• **Stated exercise**:
Rewrite all of the items below with every "calendar-day" changed to "day-button", leaving everything else the same.

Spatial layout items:

******************************

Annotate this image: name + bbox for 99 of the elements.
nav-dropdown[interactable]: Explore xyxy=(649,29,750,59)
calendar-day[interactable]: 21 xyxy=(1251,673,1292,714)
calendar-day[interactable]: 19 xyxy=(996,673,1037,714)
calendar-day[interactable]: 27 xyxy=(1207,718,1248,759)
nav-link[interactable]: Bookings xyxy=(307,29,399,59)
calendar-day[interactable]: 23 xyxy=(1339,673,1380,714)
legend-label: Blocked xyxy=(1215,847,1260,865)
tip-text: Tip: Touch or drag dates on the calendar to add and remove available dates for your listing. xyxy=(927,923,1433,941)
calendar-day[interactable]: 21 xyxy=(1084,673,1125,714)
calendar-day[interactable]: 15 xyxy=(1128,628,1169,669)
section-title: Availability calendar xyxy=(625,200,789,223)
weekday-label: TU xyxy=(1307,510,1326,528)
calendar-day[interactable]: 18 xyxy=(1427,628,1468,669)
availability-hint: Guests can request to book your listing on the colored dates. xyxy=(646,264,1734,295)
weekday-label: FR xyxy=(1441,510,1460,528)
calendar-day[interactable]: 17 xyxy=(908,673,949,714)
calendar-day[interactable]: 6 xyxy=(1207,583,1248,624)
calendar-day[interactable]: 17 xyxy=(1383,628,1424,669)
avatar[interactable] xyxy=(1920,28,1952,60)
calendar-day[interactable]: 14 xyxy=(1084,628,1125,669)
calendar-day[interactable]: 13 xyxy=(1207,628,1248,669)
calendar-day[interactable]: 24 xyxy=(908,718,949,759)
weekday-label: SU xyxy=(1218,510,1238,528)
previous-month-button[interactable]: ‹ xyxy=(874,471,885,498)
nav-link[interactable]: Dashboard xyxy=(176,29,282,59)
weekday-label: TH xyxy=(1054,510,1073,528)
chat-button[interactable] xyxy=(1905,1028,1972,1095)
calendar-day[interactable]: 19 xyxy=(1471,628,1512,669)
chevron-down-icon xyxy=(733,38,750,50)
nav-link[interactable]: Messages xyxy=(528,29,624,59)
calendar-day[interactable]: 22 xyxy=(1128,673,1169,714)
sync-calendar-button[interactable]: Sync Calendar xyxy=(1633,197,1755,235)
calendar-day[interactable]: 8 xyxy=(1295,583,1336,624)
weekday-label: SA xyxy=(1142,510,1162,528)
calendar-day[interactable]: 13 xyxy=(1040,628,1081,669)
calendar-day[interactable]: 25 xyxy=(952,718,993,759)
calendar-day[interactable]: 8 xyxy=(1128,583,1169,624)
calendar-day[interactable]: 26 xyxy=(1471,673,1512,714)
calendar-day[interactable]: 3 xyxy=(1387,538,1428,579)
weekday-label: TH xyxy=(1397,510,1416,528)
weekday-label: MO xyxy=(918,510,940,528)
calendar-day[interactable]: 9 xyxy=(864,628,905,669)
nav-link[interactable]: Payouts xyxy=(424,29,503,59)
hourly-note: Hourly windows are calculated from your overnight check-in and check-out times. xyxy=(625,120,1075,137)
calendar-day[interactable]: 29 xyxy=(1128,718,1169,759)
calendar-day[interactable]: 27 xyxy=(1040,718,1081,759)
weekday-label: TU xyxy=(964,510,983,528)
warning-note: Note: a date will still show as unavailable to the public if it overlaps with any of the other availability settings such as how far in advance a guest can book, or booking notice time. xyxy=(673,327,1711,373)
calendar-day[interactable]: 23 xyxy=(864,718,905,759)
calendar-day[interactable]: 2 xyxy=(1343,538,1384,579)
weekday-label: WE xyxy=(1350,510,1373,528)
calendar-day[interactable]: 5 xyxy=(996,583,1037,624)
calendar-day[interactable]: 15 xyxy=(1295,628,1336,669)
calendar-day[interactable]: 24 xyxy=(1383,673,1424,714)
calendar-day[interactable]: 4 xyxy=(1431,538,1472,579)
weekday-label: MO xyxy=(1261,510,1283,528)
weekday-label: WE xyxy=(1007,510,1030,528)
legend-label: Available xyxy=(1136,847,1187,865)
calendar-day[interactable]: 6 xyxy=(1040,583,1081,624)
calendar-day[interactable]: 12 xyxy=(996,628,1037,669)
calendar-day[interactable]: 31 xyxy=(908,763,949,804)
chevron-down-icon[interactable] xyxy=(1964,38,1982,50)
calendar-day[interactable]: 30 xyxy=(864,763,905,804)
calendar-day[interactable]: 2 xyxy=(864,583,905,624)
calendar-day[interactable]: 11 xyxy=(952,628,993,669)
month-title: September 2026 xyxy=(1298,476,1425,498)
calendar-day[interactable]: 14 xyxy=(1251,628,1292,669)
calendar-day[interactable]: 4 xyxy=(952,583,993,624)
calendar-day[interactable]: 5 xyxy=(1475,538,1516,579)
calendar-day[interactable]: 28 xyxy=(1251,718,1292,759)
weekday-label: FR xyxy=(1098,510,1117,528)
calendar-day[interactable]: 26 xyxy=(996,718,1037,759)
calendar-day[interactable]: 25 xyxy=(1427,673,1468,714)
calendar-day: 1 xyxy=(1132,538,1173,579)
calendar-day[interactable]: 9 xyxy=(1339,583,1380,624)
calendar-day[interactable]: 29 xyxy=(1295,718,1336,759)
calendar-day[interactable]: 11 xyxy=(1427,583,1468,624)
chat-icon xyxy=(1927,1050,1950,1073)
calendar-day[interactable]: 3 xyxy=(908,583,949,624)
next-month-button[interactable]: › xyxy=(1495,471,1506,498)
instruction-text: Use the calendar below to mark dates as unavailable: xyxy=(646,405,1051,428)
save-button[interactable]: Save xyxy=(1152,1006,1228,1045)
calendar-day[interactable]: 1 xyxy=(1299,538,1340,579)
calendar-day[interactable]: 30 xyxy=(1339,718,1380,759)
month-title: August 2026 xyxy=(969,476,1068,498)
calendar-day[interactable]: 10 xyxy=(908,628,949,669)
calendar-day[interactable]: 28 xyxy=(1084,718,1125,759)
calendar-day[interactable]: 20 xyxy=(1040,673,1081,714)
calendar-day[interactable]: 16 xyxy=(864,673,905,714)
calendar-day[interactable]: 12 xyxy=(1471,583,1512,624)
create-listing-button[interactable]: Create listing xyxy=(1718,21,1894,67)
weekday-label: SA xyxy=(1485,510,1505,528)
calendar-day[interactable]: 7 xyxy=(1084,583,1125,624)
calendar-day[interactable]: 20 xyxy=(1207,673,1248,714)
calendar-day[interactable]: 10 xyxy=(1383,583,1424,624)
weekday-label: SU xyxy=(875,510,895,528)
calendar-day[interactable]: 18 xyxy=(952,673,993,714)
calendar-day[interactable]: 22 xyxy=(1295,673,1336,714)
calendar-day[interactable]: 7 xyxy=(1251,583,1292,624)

******************************

• **Worked answer**:
Annotate this image: name + bbox for 99 of the elements.
nav-dropdown[interactable]: Explore xyxy=(649,29,750,59)
day-button[interactable]: 21 xyxy=(1251,673,1292,714)
day-button[interactable]: 19 xyxy=(996,673,1037,714)
day-button[interactable]: 27 xyxy=(1207,718,1248,759)
nav-link[interactable]: Bookings xyxy=(307,29,399,59)
day-button[interactable]: 23 xyxy=(1339,673,1380,714)
legend-label: Blocked xyxy=(1215,847,1260,865)
tip-text: Tip: Touch or drag dates on the calendar to add and remove available dates for your listing. xyxy=(927,923,1433,941)
day-button[interactable]: 21 xyxy=(1084,673,1125,714)
day-button[interactable]: 15 xyxy=(1128,628,1169,669)
section-title: Availability calendar xyxy=(625,200,789,223)
weekday-label: TU xyxy=(1307,510,1326,528)
day-button[interactable]: 18 xyxy=(1427,628,1468,669)
availability-hint: Guests can request to book your listing on the colored dates. xyxy=(646,264,1734,295)
weekday-label: FR xyxy=(1441,510,1460,528)
day-button[interactable]: 17 xyxy=(908,673,949,714)
day-button[interactable]: 6 xyxy=(1207,583,1248,624)
day-button[interactable]: 17 xyxy=(1383,628,1424,669)
avatar[interactable] xyxy=(1920,28,1952,60)
day-button[interactable]: 14 xyxy=(1084,628,1125,669)
day-button[interactable]: 13 xyxy=(1207,628,1248,669)
day-button[interactable]: 24 xyxy=(908,718,949,759)
weekday-label: SU xyxy=(1218,510,1238,528)
previous-month-button[interactable]: ‹ xyxy=(874,471,885,498)
nav-link[interactable]: Dashboard xyxy=(176,29,282,59)
weekday-label: TH xyxy=(1054,510,1073,528)
chat-button[interactable] xyxy=(1905,1028,1972,1095)
day-button[interactable]: 19 xyxy=(1471,628,1512,669)
chevron-down-icon xyxy=(733,38,750,50)
nav-link[interactable]: Messages xyxy=(528,29,624,59)
day-button[interactable]: 22 xyxy=(1128,673,1169,714)
sync-calendar-button[interactable]: Sync Calendar xyxy=(1633,197,1755,235)
day-button[interactable]: 8 xyxy=(1295,583,1336,624)
weekday-label: SA xyxy=(1142,510,1162,528)
day-button[interactable]: 13 xyxy=(1040,628,1081,669)
day-button[interactable]: 25 xyxy=(952,718,993,759)
day-button[interactable]: 8 xyxy=(1128,583,1169,624)
day-button[interactable]: 26 xyxy=(1471,673,1512,714)
day-button[interactable]: 3 xyxy=(1387,538,1428,579)
weekday-label: TH xyxy=(1397,510,1416,528)
weekday-label: MO xyxy=(918,510,940,528)
day-button[interactable]: 9 xyxy=(864,628,905,669)
nav-link[interactable]: Payouts xyxy=(424,29,503,59)
hourly-note: Hourly windows are calculated from your overnight check-in and check-out times. xyxy=(625,120,1075,137)
day-button[interactable]: 29 xyxy=(1128,718,1169,759)
day-button[interactable]: 27 xyxy=(1040,718,1081,759)
weekday-label: TU xyxy=(964,510,983,528)
warning-note: Note: a date will still show as unavailable to the public if it overlaps with any of the other availability settings such as how far in advance a guest can book, or booking notice time. xyxy=(673,327,1711,373)
day-button[interactable]: 23 xyxy=(864,718,905,759)
day-button[interactable]: 2 xyxy=(1343,538,1384,579)
weekday-label: WE xyxy=(1350,510,1373,528)
day-button[interactable]: 5 xyxy=(996,583,1037,624)
day-button[interactable]: 15 xyxy=(1295,628,1336,669)
day-button[interactable]: 24 xyxy=(1383,673,1424,714)
day-button[interactable]: 4 xyxy=(1431,538,1472,579)
weekday-label: MO xyxy=(1261,510,1283,528)
weekday-label: WE xyxy=(1007,510,1030,528)
legend-label: Available xyxy=(1136,847,1187,865)
day-button[interactable]: 6 xyxy=(1040,583,1081,624)
day-button[interactable]: 12 xyxy=(996,628,1037,669)
day-button[interactable]: 31 xyxy=(908,763,949,804)
chevron-down-icon[interactable] xyxy=(1964,38,1982,50)
day-button[interactable]: 30 xyxy=(864,763,905,804)
day-button[interactable]: 2 xyxy=(864,583,905,624)
day-button[interactable]: 11 xyxy=(952,628,993,669)
month-title: September 2026 xyxy=(1298,476,1425,498)
day-button[interactable]: 14 xyxy=(1251,628,1292,669)
day-button[interactable]: 4 xyxy=(952,583,993,624)
day-button[interactable]: 5 xyxy=(1475,538,1516,579)
day-button[interactable]: 28 xyxy=(1251,718,1292,759)
weekday-label: FR xyxy=(1098,510,1117,528)
day-button[interactable]: 26 xyxy=(996,718,1037,759)
day-button[interactable]: 25 xyxy=(1427,673,1468,714)
day-button: 1 xyxy=(1132,538,1173,579)
day-button[interactable]: 9 xyxy=(1339,583,1380,624)
day-button[interactable]: 29 xyxy=(1295,718,1336,759)
day-button[interactable]: 11 xyxy=(1427,583,1468,624)
chat-icon xyxy=(1927,1050,1950,1073)
day-button[interactable]: 3 xyxy=(908,583,949,624)
next-month-button[interactable]: › xyxy=(1495,471,1506,498)
instruction-text: Use the calendar below to mark dates as unavailable: xyxy=(646,405,1051,428)
save-button[interactable]: Save xyxy=(1152,1006,1228,1045)
day-button[interactable]: 1 xyxy=(1299,538,1340,579)
day-button[interactable]: 30 xyxy=(1339,718,1380,759)
month-title: August 2026 xyxy=(969,476,1068,498)
day-button[interactable]: 10 xyxy=(908,628,949,669)
day-button[interactable]: 28 xyxy=(1084,718,1125,759)
day-button[interactable]: 20 xyxy=(1040,673,1081,714)
day-button[interactable]: 16 xyxy=(864,673,905,714)
day-button[interactable]: 12 xyxy=(1471,583,1512,624)
create-listing-button[interactable]: Create listing xyxy=(1718,21,1894,67)
weekday-label: SA xyxy=(1485,510,1505,528)
day-button[interactable]: 7 xyxy=(1084,583,1125,624)
day-button[interactable]: 20 xyxy=(1207,673,1248,714)
day-button[interactable]: 10 xyxy=(1383,583,1424,624)
weekday-label: SU xyxy=(875,510,895,528)
day-button[interactable]: 18 xyxy=(952,673,993,714)
day-button[interactable]: 22 xyxy=(1295,673,1336,714)
day-button[interactable]: 7 xyxy=(1251,583,1292,624)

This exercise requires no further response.